Directive:
From the listing below, pull out all lines with "North" in them.

[Stored items from a collection]
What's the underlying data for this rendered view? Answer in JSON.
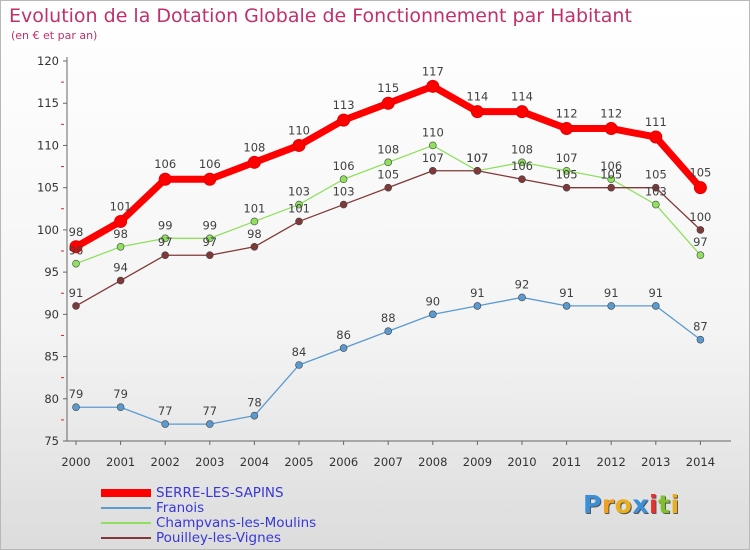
{
  "title": "Evolution de la Dotation Globale de Fonctionnement par Habitant",
  "subtitle": "(en € et par an)",
  "logo": {
    "letters": [
      "P",
      "r",
      "o",
      "x",
      "i",
      "t",
      "i"
    ],
    "colors": [
      "#3a8fd8",
      "#f0a020",
      "#e8b020",
      "#3a8fd8",
      "#e83030",
      "#80c030",
      "#e8b020"
    ]
  },
  "chart_data": {
    "type": "line",
    "title": "Evolution de la Dotation Globale de Fonctionnement par Habitant",
    "subtitle": "(en € et par an)",
    "x": [
      "2000",
      "2001",
      "2002",
      "2003",
      "2004",
      "2005",
      "2006",
      "2007",
      "2008",
      "2009",
      "2010",
      "2011",
      "2012",
      "2013",
      "2014"
    ],
    "ylim": [
      75,
      120
    ],
    "yticks": [
      "75",
      "80",
      "85",
      "90",
      "95",
      "100",
      "105",
      "110",
      "115",
      "120"
    ],
    "grid": false,
    "legend": "bottom-left",
    "series": [
      {
        "name": "SERRE-LES-SAPINS",
        "color": "#ff0000",
        "values": [
          98,
          101,
          106,
          106,
          108,
          110,
          113,
          115,
          117,
          114,
          114,
          112,
          112,
          111,
          105
        ]
      },
      {
        "name": "Franois",
        "color": "#5a9ad0",
        "values": [
          79,
          79,
          77,
          77,
          78,
          84,
          86,
          88,
          90,
          91,
          92,
          91,
          91,
          91,
          87
        ]
      },
      {
        "name": "Champvans-les-Moulins",
        "color": "#90e060",
        "values": [
          96,
          98,
          99,
          99,
          101,
          103,
          106,
          108,
          110,
          107,
          108,
          107,
          106,
          103,
          97
        ]
      },
      {
        "name": "Pouilley-les-Vignes",
        "color": "#803838",
        "values": [
          91,
          94,
          97,
          97,
          98,
          101,
          103,
          105,
          107,
          107,
          106,
          105,
          105,
          105,
          100
        ]
      }
    ]
  }
}
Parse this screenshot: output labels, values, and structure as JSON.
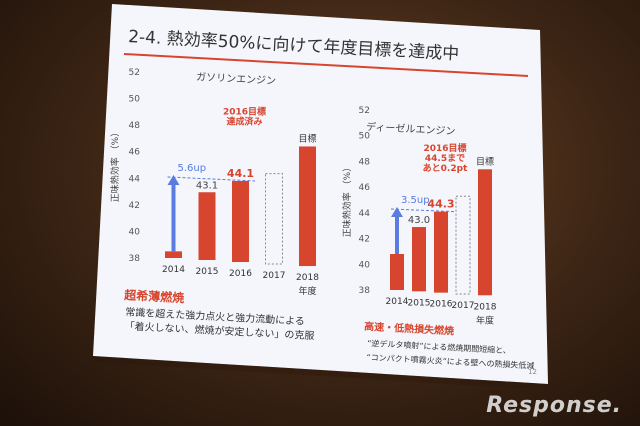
{
  "slide": {
    "title": "2-4. 熱効率50%に向けて年度目標を達成中",
    "page_number": "12",
    "colors": {
      "accent": "#d8452e",
      "blue": "#5a7be0",
      "title_line": "#d8452e"
    }
  },
  "watermark": "Response.",
  "chart_data": [
    {
      "type": "bar",
      "title": "ガソリンエンジン",
      "ylabel": "正味熱効率 （%）",
      "xlabel": "年度",
      "ylim": [
        38,
        52
      ],
      "yticks": [
        38,
        40,
        42,
        44,
        46,
        48,
        50,
        52
      ],
      "categories": [
        "2014",
        "2015",
        "2016",
        "2017",
        "2018"
      ],
      "values": [
        38.5,
        43.1,
        44.1,
        null,
        47.0
      ],
      "value_labels": [
        "",
        "43.1",
        "44.1",
        "",
        ""
      ],
      "target_label": "目標",
      "target_note": "2016目標\n達成済み",
      "gain_label": "5.6up",
      "gain_from": 38.5,
      "gain_to": 44.1,
      "footer_heading": "超希薄燃焼",
      "footer_lines": [
        "常識を超えた強力点火と強力流動による",
        "「着火しない、燃焼が安定しない」の克服"
      ]
    },
    {
      "type": "bar",
      "title": "ディーゼルエンジン",
      "ylabel": "正味熱効率 （%）",
      "xlabel": "年度",
      "ylim": [
        38,
        52
      ],
      "yticks": [
        38,
        40,
        42,
        44,
        46,
        48,
        50,
        52
      ],
      "categories": [
        "2014",
        "2015",
        "2016",
        "2017",
        "2018"
      ],
      "values": [
        40.8,
        43.0,
        44.3,
        null,
        47.8
      ],
      "value_labels": [
        "",
        "43.0",
        "44.3",
        "",
        ""
      ],
      "target_label": "目標",
      "target_note": "2016目標\n44.5まで\nあと0.2pt",
      "gain_label": "3.5up",
      "gain_from": 40.8,
      "gain_to": 44.3,
      "footer_heading": "高速・低熱損失燃焼",
      "footer_lines": [
        "“逆デルタ噴射”による燃焼期間短縮と、",
        "“コンパクト噴霧火炎”による壁への熱損失低減"
      ]
    }
  ]
}
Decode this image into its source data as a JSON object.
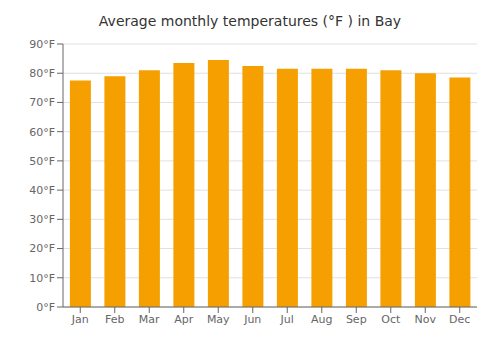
{
  "chart_data": {
    "type": "bar",
    "title": "Average monthly temperatures (°F ) in Bay",
    "categories": [
      "Jan",
      "Feb",
      "Mar",
      "Apr",
      "May",
      "Jun",
      "Jul",
      "Aug",
      "Sep",
      "Oct",
      "Nov",
      "Dec"
    ],
    "values": [
      77.5,
      79.0,
      81.0,
      83.5,
      84.5,
      82.5,
      81.5,
      81.5,
      81.5,
      81.0,
      80.0,
      78.5
    ],
    "color": "#F5A000",
    "ylim": [
      0,
      90
    ],
    "yticks": [
      {
        "value": 0,
        "label": "0°F"
      },
      {
        "value": 10,
        "label": "10°F"
      },
      {
        "value": 20,
        "label": "20°F"
      },
      {
        "value": 30,
        "label": "30°F"
      },
      {
        "value": 40,
        "label": "40°F"
      },
      {
        "value": 50,
        "label": "50°F"
      },
      {
        "value": 60,
        "label": "60°F"
      },
      {
        "value": 70,
        "label": "70°F"
      },
      {
        "value": 80,
        "label": "80°F"
      },
      {
        "value": 90,
        "label": "90°F"
      }
    ],
    "grid": true
  }
}
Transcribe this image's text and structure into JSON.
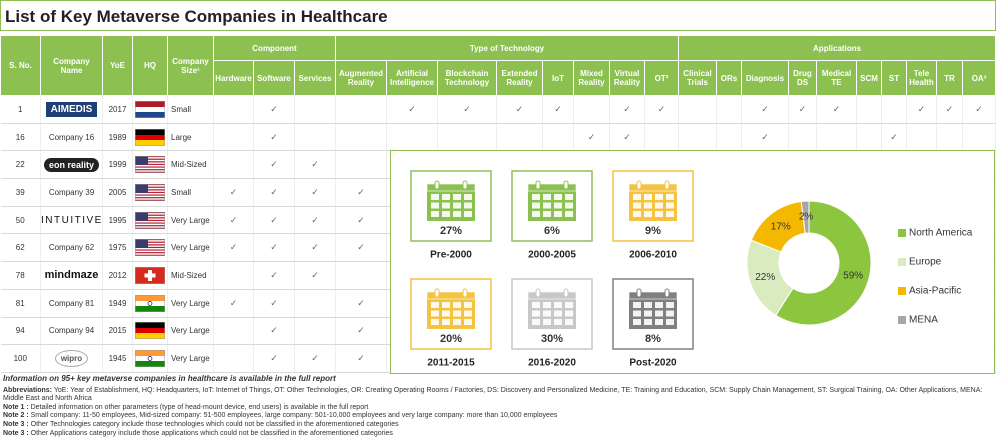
{
  "title": "List of Key Metaverse Companies in Healthcare",
  "table": {
    "columns": [
      "S. No.",
      "Company Name",
      "YoE",
      "HQ",
      "Company Size¹"
    ],
    "groups": [
      "Component",
      "Type of Technology",
      "Applications"
    ],
    "subcolumns": [
      "Hardware",
      "Software",
      "Services",
      "Augmented Reality",
      "Artificial Intelligence",
      "Blockchain Technology",
      "Extended Reality",
      "IoT",
      "Mixed Reality",
      "Virtual Reality",
      "OT²",
      "Clinical Trials",
      "ORs",
      "Diagnosis",
      "Drug DS",
      "Medical TE",
      "SCM",
      "ST",
      "Tele Health",
      "TR",
      "OA³"
    ],
    "rows": [
      {
        "sno": 1,
        "name": "AIMEDIS",
        "logo_style": "aimedis",
        "year": 2017,
        "flag": "nl",
        "size": "Small",
        "marks": [
          null,
          "✓",
          null,
          null,
          "✓",
          "✓",
          "✓",
          "✓",
          null,
          "✓",
          "✓",
          null,
          null,
          "✓",
          "✓",
          "✓",
          null,
          null,
          "✓",
          "✓",
          "✓"
        ]
      },
      {
        "sno": 16,
        "name": "Company 16",
        "year": 1989,
        "flag": "de",
        "size": "Large",
        "marks": [
          null,
          "✓",
          null,
          null,
          null,
          null,
          null,
          null,
          "✓",
          "✓",
          null,
          null,
          null,
          "✓",
          null,
          null,
          null,
          "✓",
          null,
          null,
          null
        ]
      },
      {
        "sno": 22,
        "name": "eon reality",
        "logo_style": "eon",
        "year": 1999,
        "flag": "us",
        "size": "Mid-Sized",
        "marks": [
          null,
          "✓",
          "✓",
          null,
          null,
          null,
          null,
          null,
          null,
          null,
          null,
          null,
          null,
          null,
          null,
          null,
          null,
          null,
          null,
          null,
          null
        ]
      },
      {
        "sno": 39,
        "name": "Company 39",
        "year": 2005,
        "flag": "us",
        "size": "Small",
        "marks": [
          "✓",
          "✓",
          "✓",
          "✓",
          null,
          null,
          null,
          null,
          null,
          null,
          null,
          null,
          null,
          null,
          null,
          null,
          null,
          null,
          null,
          null,
          null
        ]
      },
      {
        "sno": 50,
        "name": "INTUITIVE",
        "logo_style": "intuitive",
        "year": 1995,
        "flag": "us",
        "size": "Very Large",
        "marks": [
          "✓",
          "✓",
          "✓",
          "✓",
          null,
          null,
          null,
          null,
          null,
          null,
          null,
          null,
          null,
          null,
          null,
          null,
          null,
          null,
          null,
          null,
          null
        ]
      },
      {
        "sno": 62,
        "name": "Company 62",
        "year": 1975,
        "flag": "us",
        "size": "Very Large",
        "marks": [
          "✓",
          "✓",
          "✓",
          "✓",
          null,
          null,
          null,
          null,
          null,
          null,
          null,
          null,
          null,
          null,
          null,
          null,
          null,
          null,
          null,
          null,
          null
        ]
      },
      {
        "sno": 78,
        "name": "mindmaze",
        "logo_style": "mindmaze",
        "year": 2012,
        "flag": "ch",
        "size": "Mid-Sized",
        "marks": [
          null,
          "✓",
          "✓",
          null,
          null,
          null,
          null,
          null,
          null,
          null,
          null,
          null,
          null,
          null,
          null,
          null,
          null,
          null,
          null,
          null,
          null
        ]
      },
      {
        "sno": 81,
        "name": "Company 81",
        "year": 1949,
        "flag": "in",
        "size": "Very Large",
        "marks": [
          "✓",
          "✓",
          null,
          "✓",
          null,
          null,
          null,
          null,
          null,
          null,
          null,
          null,
          null,
          null,
          null,
          null,
          null,
          null,
          null,
          null,
          null
        ]
      },
      {
        "sno": 94,
        "name": "Company 94",
        "year": 2015,
        "flag": "de",
        "size": "Very Large",
        "marks": [
          null,
          "✓",
          null,
          "✓",
          null,
          null,
          null,
          null,
          null,
          null,
          null,
          null,
          null,
          null,
          null,
          null,
          null,
          null,
          null,
          null,
          null
        ]
      },
      {
        "sno": 100,
        "name": "wipro",
        "logo_style": "wipro",
        "year": 1945,
        "flag": "in",
        "size": "Very Large",
        "marks": [
          null,
          "✓",
          "✓",
          "✓",
          null,
          null,
          null,
          null,
          null,
          null,
          null,
          null,
          null,
          null,
          null,
          null,
          null,
          null,
          null,
          null,
          null
        ]
      }
    ]
  },
  "year_cards": [
    {
      "label": "Pre-2000",
      "value": "27%",
      "color": "#8cc152"
    },
    {
      "label": "2000-2005",
      "value": "6%",
      "color": "#8cc152"
    },
    {
      "label": "2006-2010",
      "value": "9%",
      "color": "#f5c342"
    },
    {
      "label": "2011-2015",
      "value": "20%",
      "color": "#f5c342"
    },
    {
      "label": "2016-2020",
      "value": "30%",
      "color": "#c8c8c8"
    },
    {
      "label": "Post-2020",
      "value": "8%",
      "color": "#808080"
    }
  ],
  "chart_data": {
    "type": "pie",
    "donut": true,
    "legend": "right",
    "categories": [
      "North America",
      "Europe",
      "Asia-Pacific",
      "MENA"
    ],
    "values": [
      59,
      22,
      17,
      2
    ],
    "value_labels": [
      "59%",
      "22%",
      "17%",
      "2%"
    ],
    "colors": [
      "#8cc63f",
      "#d9ecc0",
      "#f5b800",
      "#a6a6a6"
    ]
  },
  "footer": {
    "report_note": "Information on 95+ key metaverse companies in healthcare is available in the full report",
    "notes": [
      {
        "label": "Abbreviations:",
        "text": "YoE: Year of Establishment, HQ: Headquarters, IoT: Internet of Things, OT: Other Technologies, OR: Creating Operating Rooms / Factories, DS: Discovery and Personalized Medicine, TE: Training and Education, SCM: Supply Chain Management, ST: Surgical Training, OA: Other Applications, MENA: Middle East and North Africa"
      },
      {
        "label": "Note 1 :",
        "text": "Detailed information on other parameters (type of head-mount device, end users) is available in the full report"
      },
      {
        "label": "Note 2 :",
        "text": "Small company: 11-50 employees, Mid-sized company: 51-500 employees, large company: 501-10,000 employees and very large company: more than 10,000 employees"
      },
      {
        "label": "Note 3 :",
        "text": "Other Technologies category include those technologies which could not be classified in the aforementioned categories"
      },
      {
        "label": "Note 3 :",
        "text": "Other Applications category include those applications which could not be classified in the aforementioned categories"
      }
    ]
  }
}
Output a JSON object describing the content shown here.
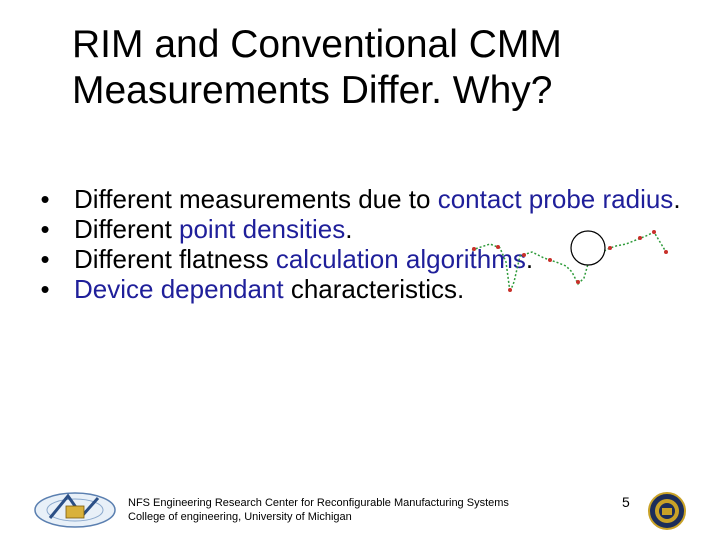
{
  "title": {
    "line1": "RIM and Conventional CMM",
    "line2": "Measurements Differ. Why?"
  },
  "bullets": [
    {
      "parts": [
        {
          "text": "Different measurements due to ",
          "hl": false
        },
        {
          "text": "contact probe radius",
          "hl": true
        },
        {
          "text": ".",
          "hl": false
        }
      ]
    },
    {
      "parts": [
        {
          "text": "Different ",
          "hl": false
        },
        {
          "text": "point densities",
          "hl": true
        },
        {
          "text": ".",
          "hl": false
        }
      ]
    },
    {
      "parts": [
        {
          "text": "Different flatness ",
          "hl": false
        },
        {
          "text": "calculation algorithms",
          "hl": true
        },
        {
          "text": ".",
          "hl": false
        }
      ]
    },
    {
      "parts": [
        {
          "text": "Device dependant",
          "hl": true
        },
        {
          "text": " characteristics.",
          "hl": false
        }
      ]
    }
  ],
  "bullet_symbol": "•",
  "footer": {
    "line1": "NFS Engineering Research Center for Reconfigurable Manufacturing Systems",
    "line2": "College of engineering, University of Michigan"
  },
  "page_number": "5",
  "colors": {
    "highlight": "#1f1f9a",
    "probe_points": "#2e9b3a",
    "measured_points": "#c8302a"
  },
  "icons": {
    "illustration": "probe-surface-illustration",
    "left_logo": "erc-rms-logo",
    "right_logo": "university-seal"
  }
}
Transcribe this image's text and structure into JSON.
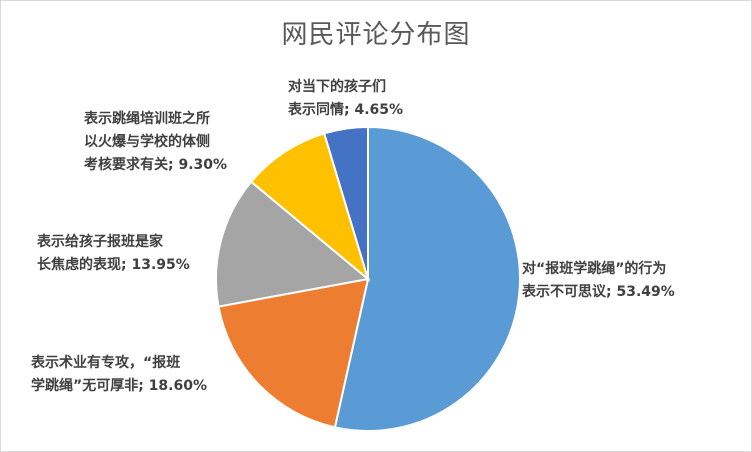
{
  "chart_data": {
    "type": "pie",
    "title": "网民评论分布图",
    "slices": [
      {
        "label": "对“报班学跳绳”的行为表示不可思议",
        "value": 53.49,
        "display": "53.49%",
        "color": "#5b9bd5"
      },
      {
        "label": "表示术业有专攻，“报班学跳绳”无可厚非",
        "value": 18.6,
        "display": "18.60%",
        "color": "#ed7d31"
      },
      {
        "label": "表示给孩子报班是家长焦虑的表现",
        "value": 13.95,
        "display": "13.95%",
        "color": "#a5a5a5"
      },
      {
        "label": "表示跳绳培训班之所以火爆与学校的体侧考核要求有关",
        "value": 9.3,
        "display": "9.30%",
        "color": "#ffc000"
      },
      {
        "label": "对当下的孩子们表示同情",
        "value": 4.65,
        "display": "4.65%",
        "color": "#4472c4"
      }
    ],
    "data_labels": [
      {
        "lines": [
          "对“报班学跳绳”的行为",
          "表示不可思议; 53.49%"
        ]
      },
      {
        "lines": [
          "表示术业有专攻，“报班",
          "学跳绳”无可厚非; 18.60%"
        ]
      },
      {
        "lines": [
          "表示给孩子报班是家",
          "长焦虑的表现; 13.95%"
        ]
      },
      {
        "lines": [
          "表示跳绳培训班之所",
          "以火爆与学校的体侧",
          "考核要求有关; 9.30%"
        ]
      },
      {
        "lines": [
          "对当下的孩子们",
          "表示同情; 4.65%"
        ]
      }
    ]
  }
}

Solution to this problem:
      "North America",
        "text": "YoE: Year of Establishment, HQ: Headquarters, IoT: Internet of Things, OT: Other Technologies, OR: Creating Operating Rooms / Factories, DS: Discovery and Personalized Medicine, TE: Training and Education, SCM: Supply Chain Management, ST: Surgical Training, OA: Other Applications, MENA: Middle East and North Africa"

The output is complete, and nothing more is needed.